# [WHAT YOU NEED TO DO]
Each line that holds the word "ميقاته" should be returned.

--*--

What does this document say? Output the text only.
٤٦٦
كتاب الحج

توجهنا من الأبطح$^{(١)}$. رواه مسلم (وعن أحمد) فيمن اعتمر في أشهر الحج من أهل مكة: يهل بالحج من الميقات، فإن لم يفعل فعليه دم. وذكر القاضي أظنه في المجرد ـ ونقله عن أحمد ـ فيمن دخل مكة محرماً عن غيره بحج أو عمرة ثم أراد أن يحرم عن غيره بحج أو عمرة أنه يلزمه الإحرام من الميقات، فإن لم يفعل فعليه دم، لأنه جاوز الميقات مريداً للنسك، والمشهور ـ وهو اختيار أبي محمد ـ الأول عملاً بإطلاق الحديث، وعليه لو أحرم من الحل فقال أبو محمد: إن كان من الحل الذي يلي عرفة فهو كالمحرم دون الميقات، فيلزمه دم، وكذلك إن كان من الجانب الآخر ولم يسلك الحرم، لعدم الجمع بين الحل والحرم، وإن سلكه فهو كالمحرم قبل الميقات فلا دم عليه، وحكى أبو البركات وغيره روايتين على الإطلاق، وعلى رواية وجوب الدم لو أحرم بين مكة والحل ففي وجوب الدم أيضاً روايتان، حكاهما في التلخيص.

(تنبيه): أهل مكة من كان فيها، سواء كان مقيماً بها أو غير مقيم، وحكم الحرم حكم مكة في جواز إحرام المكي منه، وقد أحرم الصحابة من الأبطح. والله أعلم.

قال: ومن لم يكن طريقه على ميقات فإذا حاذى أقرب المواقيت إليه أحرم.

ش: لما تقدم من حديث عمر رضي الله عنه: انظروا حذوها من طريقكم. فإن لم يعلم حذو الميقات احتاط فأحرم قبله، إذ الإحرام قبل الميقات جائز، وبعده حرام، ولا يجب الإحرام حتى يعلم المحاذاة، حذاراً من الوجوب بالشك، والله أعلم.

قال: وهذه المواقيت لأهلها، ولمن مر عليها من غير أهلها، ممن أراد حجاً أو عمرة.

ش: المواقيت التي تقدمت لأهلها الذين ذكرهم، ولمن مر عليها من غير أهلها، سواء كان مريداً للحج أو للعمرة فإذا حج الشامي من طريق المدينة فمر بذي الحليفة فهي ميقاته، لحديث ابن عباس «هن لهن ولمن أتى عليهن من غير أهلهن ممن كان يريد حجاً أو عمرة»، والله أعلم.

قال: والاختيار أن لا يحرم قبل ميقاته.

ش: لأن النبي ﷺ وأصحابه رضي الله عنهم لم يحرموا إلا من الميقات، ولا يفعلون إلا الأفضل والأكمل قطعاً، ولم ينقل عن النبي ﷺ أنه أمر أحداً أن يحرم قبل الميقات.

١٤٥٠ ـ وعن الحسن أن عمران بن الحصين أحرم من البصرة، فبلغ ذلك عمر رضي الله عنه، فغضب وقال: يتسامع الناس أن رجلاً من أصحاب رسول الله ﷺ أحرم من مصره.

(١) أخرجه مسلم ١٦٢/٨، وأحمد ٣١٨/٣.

--*--

# [FULL SOLUTION]
ش: المواقيت التي تقدمت لأهلها الذين ذكرهم، ولمن مر عليها من غير أهلها، سواء كان مريداً للحج أو للعمرة فإذا حج الشامي من طريق المدينة فمر بذي الحليفة فهي ميقاته، لحديث ابن عباس «هن لهن ولمن أتى عليهن من غير أهلهن ممن كان يريد حجاً أو عمرة»، والله أعلم.
قال: والاختيار أن لا يحرم قبل ميقاته.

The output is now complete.